Control of the Valley Polarization in Monolayer MoS2 by Plasmonic Chiral Structures
Chien-Ju Lee1*, Hung-Chih Li1, Li-Syuan Lu1, Han Yeh1, Wen-Hao Chang1
1Department of Electrophysics, National Chiao Tung University, Hsinchu, Taiwan
* Presenter:Chien-Ju Lee, email:Chienju1016@gmail.com
Monolayer transition metal dichalcogenides (TMDs), a group of direct-bandgap semiconductors with two degenerate but inequivalent valleys, are promising candidates for developing valleytronic applications. Control of valley polarization in TMDs has been demonstrated by using the helicity of light. However, it remains difficult to create valley polarization by lifting the valley degeneracy using magnetic field due to the small valley Zeeman splitting for typical monolayer TMDs. On the other hand, plasmonic chiral structures have been demonstrated being able to create strong chiral optical near-field contrast. An imbalance between the left- and right-circularly polarized components of the optical density of states can be created, which can in turn affect carrier decay dynamics of materials in the near-field of such structures. Here, we report on manipulating valley polarization in monolayer MoS2 by plasmonic chiral structures based on Archimedean spiral antennas. A series of spiral antennas with different resonance wavelengths were fabricated on single-crystalline Au flakes using focused ion beam. As the chiral structure is on resonance with the excitonic emission of MoS2, a net valley polarization and a high degree of circularly polarized photoluminescence were measured even at room temperature. Our results demonstrate a route for tailoring the valley-dependent dynamics of carriers in monolayer TMDs and the opportunity for developing valley-based optoelectronic applications.

## WHAT TO DO
A – Condense the paragraph of the abstract on valley polarization that begins "Monolayer transition metal dichalcogenides" into a bulleted list that keeps its main facts.
B – Locate each line of the records that contains the string "菜单搜索", and copy every such line.

Layout coordinate data
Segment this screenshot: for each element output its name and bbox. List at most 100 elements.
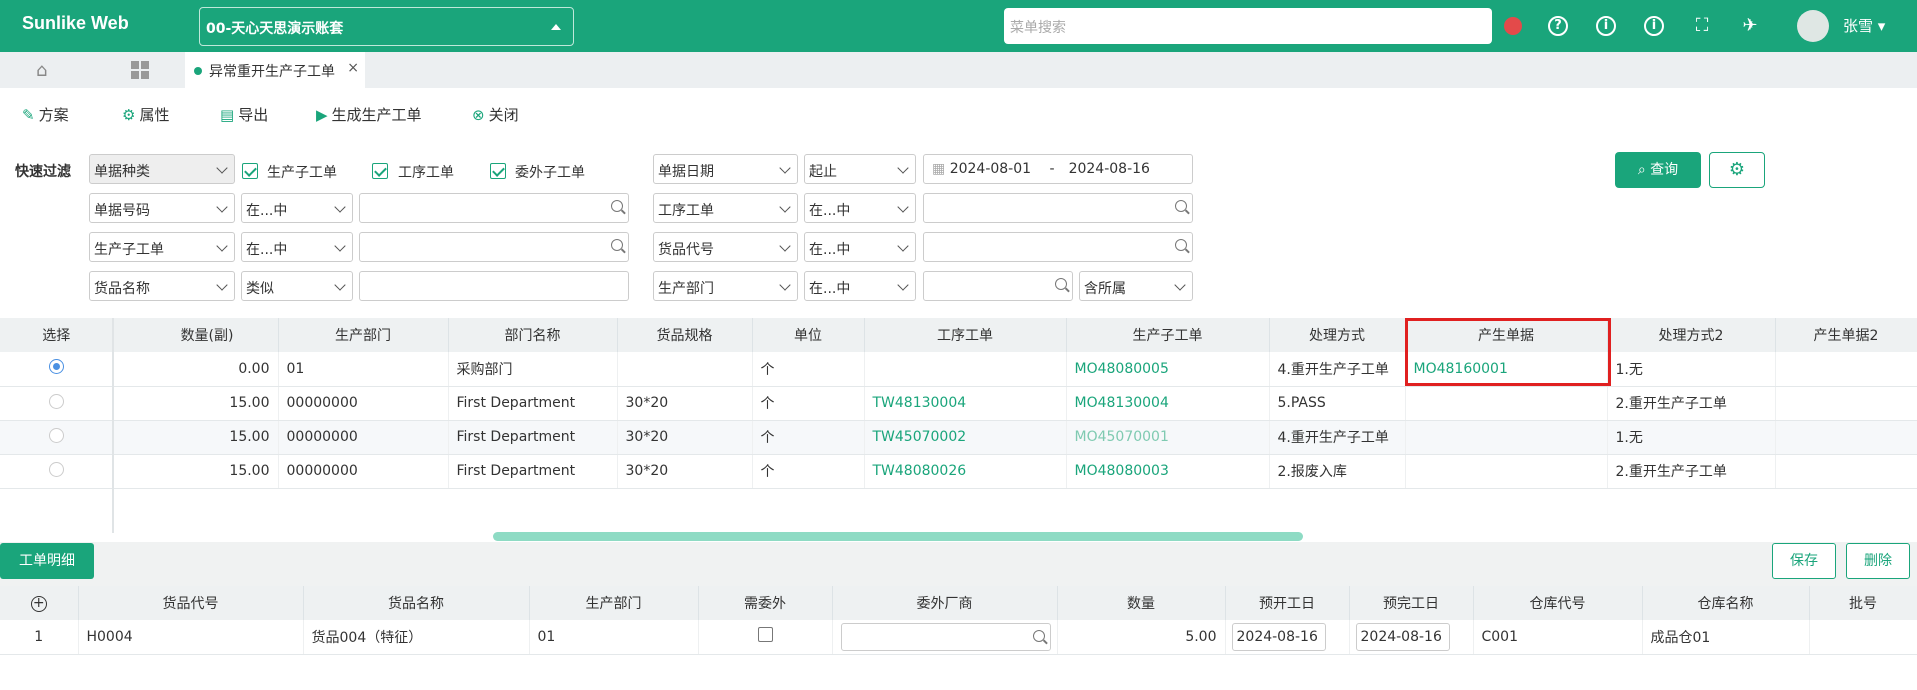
properties-button[interactable]: ⚙ 属性 xyxy=(122,104,169,125)
highlight-box xyxy=(1405,318,1611,386)
end-date-input[interactable]: 2024-08-16 xyxy=(1355,622,1450,651)
info-icon[interactable]: i xyxy=(1596,16,1616,36)
col-header[interactable]: 预完工日 xyxy=(1349,586,1474,620)
col-header[interactable]: 生产部门 xyxy=(529,586,699,620)
item-name-field-select[interactable]: 货品名称 xyxy=(89,271,235,301)
sub-order-field-select[interactable]: 生产子工单 xyxy=(89,232,235,262)
doc-kind-select[interactable]: 单据种类 xyxy=(89,154,235,184)
user-name[interactable]: 张雪 ▾ xyxy=(1843,15,1885,36)
col-header[interactable]: 批号 xyxy=(1809,586,1917,620)
op-order-field-select[interactable]: 工序工单 xyxy=(653,193,798,223)
search-icon xyxy=(1055,278,1067,290)
col-header[interactable]: 数量 xyxy=(1057,586,1226,620)
item-code-cell: H0004 xyxy=(78,620,304,655)
col-header[interactable]: 货品代号 xyxy=(78,586,304,620)
doc-no-field-select[interactable]: 单据号码 xyxy=(89,193,235,223)
close-button[interactable]: ⊗ 关闭 xyxy=(472,104,519,125)
vendor-input[interactable] xyxy=(840,622,1051,651)
query-button[interactable]: ⌕ 查询 xyxy=(1615,152,1701,188)
op-order-op-select[interactable]: 在...中 xyxy=(804,193,916,223)
tab-work-detail[interactable]: 工单明细 xyxy=(0,543,94,579)
search-icon xyxy=(611,200,623,212)
avatar[interactable] xyxy=(1797,10,1829,42)
item-code-input[interactable] xyxy=(923,232,1193,262)
account-selector[interactable]: 00-天心天思演示账套 xyxy=(199,7,574,46)
generate-order-button[interactable]: ▶ 生成生产工单 xyxy=(316,104,422,125)
horizontal-scrollbar[interactable] xyxy=(493,532,1303,541)
sub-order-input[interactable] xyxy=(359,232,629,262)
item-code-field-select[interactable]: 货品代号 xyxy=(653,232,798,262)
col-header[interactable]: 委外厂商 xyxy=(832,586,1058,620)
col-header[interactable]: 生产部门 xyxy=(278,318,449,352)
settings-button[interactable]: ⚙ xyxy=(1709,152,1765,188)
brand-logo: Sunlike Web xyxy=(22,13,129,33)
dept-field-select[interactable]: 生产部门 xyxy=(653,271,798,301)
dept-op-select[interactable]: 在...中 xyxy=(804,271,916,301)
cb-sub-order[interactable] xyxy=(242,163,258,179)
row-select-radio[interactable] xyxy=(48,393,64,409)
doc-no-input[interactable] xyxy=(359,193,629,223)
start-date-input[interactable]: 2024-08-16 xyxy=(1231,622,1326,651)
detail-grid: + 货品代号 货品名称 生产部门 需委外 委外厂商 数量 预开工日 预完工日 仓库代号 仓库名称 批号… xyxy=(0,586,1917,690)
col-header[interactable]: 预开工日 xyxy=(1225,586,1350,620)
theme-icon[interactable]: ✈ xyxy=(1737,13,1763,39)
date-range-input[interactable]: ▦ 2024-08-01 -2024-08-16 xyxy=(923,154,1193,184)
menu-search-input[interactable]: 菜单搜索 xyxy=(1004,8,1492,44)
row-select-radio[interactable] xyxy=(48,427,64,443)
warehouse-name-cell: 成品仓01 xyxy=(1642,620,1810,655)
item-code-op-select[interactable]: 在...中 xyxy=(804,232,916,262)
col-header[interactable]: 仓库代号 xyxy=(1473,586,1643,620)
help-icon[interactable]: ? xyxy=(1548,16,1568,36)
search-icon xyxy=(611,239,623,251)
cb-outsource[interactable] xyxy=(490,163,506,179)
item-name-input[interactable] xyxy=(359,271,629,301)
dept-input[interactable] xyxy=(923,271,1073,301)
sub-order-op-select[interactable]: 在...中 xyxy=(241,232,353,262)
tab-rework[interactable]: 异常重开生产子工单 × xyxy=(185,52,365,88)
filter-panel: 快速过滤 单据种类 生产子工单 工序工单 委外子工单 单据日期 起止 ▦ 202… xyxy=(0,140,1917,318)
delete-button[interactable]: 删除 xyxy=(1846,543,1910,579)
col-header[interactable]: 货品名称 xyxy=(303,586,530,620)
col-header[interactable]: 货品规格 xyxy=(617,318,753,352)
table-row[interactable]: 15.00 00000000 First Department 30*20 个 TW450… xyxy=(0,420,1917,455)
close-icon[interactable]: × xyxy=(347,60,359,76)
about-icon[interactable]: i xyxy=(1644,16,1664,36)
table-row[interactable]: 1 H0004 货品004（特征） 01 5.00 2024-08-16 202… xyxy=(0,620,1917,655)
include-sub-select[interactable]: 含所属 xyxy=(1079,271,1193,301)
col-header[interactable]: 工序工单 xyxy=(864,318,1067,352)
home-icon[interactable]: ⌂ xyxy=(36,60,47,81)
col-header[interactable]: 单位 xyxy=(752,318,865,352)
save-button[interactable]: 保存 xyxy=(1772,543,1836,579)
col-header[interactable]: 数量(副) xyxy=(113,318,279,352)
col-header[interactable]: 仓库名称 xyxy=(1642,586,1810,620)
caret-up-icon xyxy=(551,24,561,30)
scheme-button[interactable]: ✎ 方案 xyxy=(22,104,69,125)
table-row[interactable]: 15.00 00000000 First Department 30*20 个 TW480… xyxy=(0,454,1917,489)
export-button[interactable]: ▤ 导出 xyxy=(220,104,268,125)
table-row[interactable]: 15.00 00000000 First Department 30*20 个 TW481… xyxy=(0,386,1917,421)
col-header[interactable]: 产生单据2 xyxy=(1775,318,1917,352)
row-select-radio[interactable] xyxy=(48,461,64,477)
op-order-input[interactable] xyxy=(923,193,1193,223)
col-header[interactable]: 需委外 xyxy=(698,586,833,620)
cb-op-order[interactable] xyxy=(372,163,388,179)
row-select-radio[interactable] xyxy=(48,359,64,375)
col-header[interactable]: 选择 xyxy=(0,318,114,352)
col-header[interactable]: 部门名称 xyxy=(448,318,618,352)
item-name-op-select[interactable]: 类似 xyxy=(241,271,353,301)
outsource-checkbox[interactable] xyxy=(757,627,773,643)
range-select[interactable]: 起止 xyxy=(804,154,916,184)
col-header[interactable]: 生产子工单 xyxy=(1066,318,1270,352)
col-header[interactable]: 处理方式2 xyxy=(1607,318,1776,352)
add-row-icon[interactable]: + xyxy=(0,586,79,620)
col-header[interactable]: 处理方式 xyxy=(1269,318,1406,352)
doc-no-op-select[interactable]: 在...中 xyxy=(241,193,353,223)
tab-bar: ⌂ 异常重开生产子工单 × xyxy=(0,52,1917,88)
doc-date-select[interactable]: 单据日期 xyxy=(653,154,798,184)
account-name: 00-天心天思演示账套 xyxy=(206,21,344,37)
fullscreen-icon[interactable]: ⛶ xyxy=(1689,13,1715,39)
grid-icon[interactable] xyxy=(131,61,149,79)
top-bar: Sunlike Web 00-天心天思演示账套 菜单搜索 ? i i ⛶ ✈ 张… xyxy=(0,0,1917,52)
notification-icon[interactable] xyxy=(1500,13,1526,39)
table-row[interactable]: 0.00 01 采购部门个 MO48080005 4.重开生产子工单 MO48160001… xyxy=(0,352,1917,387)
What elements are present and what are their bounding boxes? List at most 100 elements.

## SOLUTIONS
A –
- Monolayer TMDs are direct-bandgap semiconductors with two degenerate but inequivalent valleys. This makes them promising candidates for valleytronic applications.
- Valley polarization in TMDs has been controlled with the helicity of light.
- Creating valley polarization by lifting the valley degeneracy with a magnetic field remains difficult because typical monolayer TMDs have a small valley Zeeman splitting.
- Plasmonic chiral structures can create strong chiral optical near-field contrast. The resulting imbalance between left- and right-circularly polarized components of the optical density of states can affect carrier decay dynamics of materials in their near-field.
- The work manipulates valley polarization in monolayer MoS2 with plasmonic chiral structures based on Archimedean spiral antennas.
- A series of spiral antennas with different resonance wavelengths was fabricated on single-crystalline Au flakes using focused ion beam.
- When the chiral structure is on resonance with the excitonic emission of MoS2, a net valley polarization and a high degree of circularly polarized photoluminescence are measured, even at room temperature.
- The results show a route for tailoring valley-dependent carrier dynamics in monolayer TMDs and an opportunity for valley-based optoelectronic applications.

B –
menu-search-input[interactable]: 菜单搜索 xyxy=(1004,8,1492,44)
top-bar: Sunlike Web 00-天心天思演示账套 菜单搜索 ? i i ⛶ ✈ 张… xyxy=(0,0,1917,52)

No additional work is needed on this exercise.